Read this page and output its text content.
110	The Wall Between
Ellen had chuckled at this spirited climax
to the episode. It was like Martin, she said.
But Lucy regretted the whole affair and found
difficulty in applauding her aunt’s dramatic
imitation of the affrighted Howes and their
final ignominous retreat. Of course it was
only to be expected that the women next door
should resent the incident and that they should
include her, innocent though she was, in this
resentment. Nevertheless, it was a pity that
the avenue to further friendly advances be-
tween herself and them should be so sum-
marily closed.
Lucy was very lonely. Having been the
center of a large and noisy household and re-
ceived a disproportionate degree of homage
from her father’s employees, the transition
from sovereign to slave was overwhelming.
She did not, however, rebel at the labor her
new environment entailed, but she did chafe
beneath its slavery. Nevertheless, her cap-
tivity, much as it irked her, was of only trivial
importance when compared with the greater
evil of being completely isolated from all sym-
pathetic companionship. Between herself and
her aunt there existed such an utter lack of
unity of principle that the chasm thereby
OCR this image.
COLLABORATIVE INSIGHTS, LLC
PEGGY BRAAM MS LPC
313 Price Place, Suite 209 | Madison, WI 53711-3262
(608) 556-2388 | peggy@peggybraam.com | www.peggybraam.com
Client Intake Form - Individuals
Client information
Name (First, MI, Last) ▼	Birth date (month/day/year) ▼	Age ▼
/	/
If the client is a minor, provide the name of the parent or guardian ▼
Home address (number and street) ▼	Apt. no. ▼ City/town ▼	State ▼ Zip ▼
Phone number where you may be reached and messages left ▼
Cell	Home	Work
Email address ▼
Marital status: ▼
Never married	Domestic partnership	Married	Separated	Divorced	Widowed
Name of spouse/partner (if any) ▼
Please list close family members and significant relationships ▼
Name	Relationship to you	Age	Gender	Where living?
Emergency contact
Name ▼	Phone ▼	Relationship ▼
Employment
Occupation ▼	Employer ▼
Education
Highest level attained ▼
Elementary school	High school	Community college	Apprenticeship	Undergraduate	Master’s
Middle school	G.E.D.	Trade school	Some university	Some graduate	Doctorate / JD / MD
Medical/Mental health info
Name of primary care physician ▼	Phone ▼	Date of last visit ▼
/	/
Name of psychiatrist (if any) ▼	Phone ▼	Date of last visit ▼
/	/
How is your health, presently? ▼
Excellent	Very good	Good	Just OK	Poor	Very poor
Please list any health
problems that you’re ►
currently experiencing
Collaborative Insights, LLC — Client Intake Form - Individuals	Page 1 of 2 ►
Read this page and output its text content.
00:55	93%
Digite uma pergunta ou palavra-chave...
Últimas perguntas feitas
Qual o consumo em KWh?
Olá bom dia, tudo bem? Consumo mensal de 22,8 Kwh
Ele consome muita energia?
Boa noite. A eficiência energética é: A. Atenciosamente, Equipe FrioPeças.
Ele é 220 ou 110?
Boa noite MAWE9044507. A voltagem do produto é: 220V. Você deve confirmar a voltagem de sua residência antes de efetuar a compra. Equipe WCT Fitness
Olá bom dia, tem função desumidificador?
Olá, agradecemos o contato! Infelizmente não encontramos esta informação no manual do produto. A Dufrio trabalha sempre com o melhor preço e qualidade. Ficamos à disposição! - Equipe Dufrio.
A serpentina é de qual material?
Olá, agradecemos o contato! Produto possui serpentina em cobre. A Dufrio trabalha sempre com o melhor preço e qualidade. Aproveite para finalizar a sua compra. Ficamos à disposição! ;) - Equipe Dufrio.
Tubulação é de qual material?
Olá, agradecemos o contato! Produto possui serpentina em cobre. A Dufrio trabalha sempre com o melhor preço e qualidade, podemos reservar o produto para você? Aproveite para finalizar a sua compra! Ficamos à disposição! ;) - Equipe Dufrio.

____

§ Problem statement: Please repeat the listing exactly, with nothing left out.

§ Result of the exercise:
Read this page and output its text content.
110	The Wall Between
Ellen had chuckled at this spirited climax
to the episode. It was like Martin, she said.
But Lucy regretted the whole affair and found
difficulty in applauding her aunt’s dramatic
imitation of the affrighted Howes and their
final ignominous retreat. Of course it was
only to be expected that the women next door
should resent the incident and that they should
include her, innocent though she was, in this
resentment. Nevertheless, it was a pity that
the avenue to further friendly advances be-
tween herself and them should be so sum-
marily closed.
Lucy was very lonely. Having been the
center of a large and noisy household and re-
ceived a disproportionate degree of homage
from her father’s employees, the transition
from sovereign to slave was overwhelming.
She did not, however, rebel at the labor her
new environment entailed, but she did chafe
beneath its slavery. Nevertheless, her cap-
tivity, much as it irked her, was of only trivial
importance when compared with the greater
evil of being completely isolated from all sym-
pathetic companionship. Between herself and
her aunt there existed such an utter lack of
unity of principle that the chasm thereby
OCR this image.
COLLABORATIVE INSIGHTS, LLC
PEGGY BRAAM MS LPC
313 Price Place, Suite 209 | Madison, WI 53711-3262
(608) 556-2388 | peggy@peggybraam.com | www.peggybraam.com
Client Intake Form - Individuals
Client information
Name (First, MI, Last) ▼	Birth date (month/day/year) ▼	Age ▼
/	/
If the client is a minor, provide the name of the parent or guardian ▼
Home address (number and street) ▼	Apt. no. ▼ City/town ▼	State ▼ Zip ▼
Phone number where you may be reached and messages left ▼
Cell	Home	Work
Email address ▼
Marital status: ▼
Never married	Domestic partnership	Married	Separated	Divorced	Widowed
Name of spouse/partner (if any) ▼
Please list close family members and significant relationships ▼
Name	Relationship to you	Age	Gender	Where living?
Emergency contact
Name ▼	Phone ▼	Relationship ▼
Employment
Occupation ▼	Employer ▼
Education
Highest level attained ▼
Elementary school	High school	Community college	Apprenticeship	Undergraduate	Master’s
Middle school	G.E.D.	Trade school	Some university	Some graduate	Doctorate / JD / MD
Medical/Mental health info
Name of primary care physician ▼	Phone ▼	Date of last visit ▼
/	/
Name of psychiatrist (if any) ▼	Phone ▼	Date of last visit ▼
/	/
How is your health, presently? ▼
Excellent	Very good	Good	Just OK	Poor	Very poor
Please list any health
problems that you’re ►
currently experiencing
Collaborative Insights, LLC — Client Intake Form - Individuals	Page 1 of 2 ►
Read this page and output its text content.
00:55	93%
Digite uma pergunta ou palavra-chave...
Últimas perguntas feitas
Qual o consumo em KWh?
Olá bom dia, tudo bem? Consumo mensal de 22,8 Kwh
Ele consome muita energia?
Boa noite. A eficiência energética é: A. Atenciosamente, Equipe FrioPeças.
Ele é 220 ou 110?
Boa noite MAWE9044507. A voltagem do produto é: 220V. Você deve confirmar a voltagem de sua residência antes de efetuar a compra. Equipe WCT Fitness
Olá bom dia, tem função desumidificador?
Olá, agradecemos o contato! Infelizmente não encontramos esta informação no manual do produto. A Dufrio trabalha sempre com o melhor preço e qualidade. Ficamos à disposição! - Equipe Dufrio.
A serpentina é de qual material?
Olá, agradecemos o contato! Produto possui serpentina em cobre. A Dufrio trabalha sempre com o melhor preço e qualidade. Aproveite para finalizar a sua compra. Ficamos à disposição! ;) - Equipe Dufrio.
Tubulação é de qual material?
Olá, agradecemos o contato! Produto possui serpentina em cobre. A Dufrio trabalha sempre com o melhor preço e qualidade, podemos reservar o produto para você? Aproveite para finalizar a sua compra! Ficamos à disposição! ;) - Equipe Dufrio.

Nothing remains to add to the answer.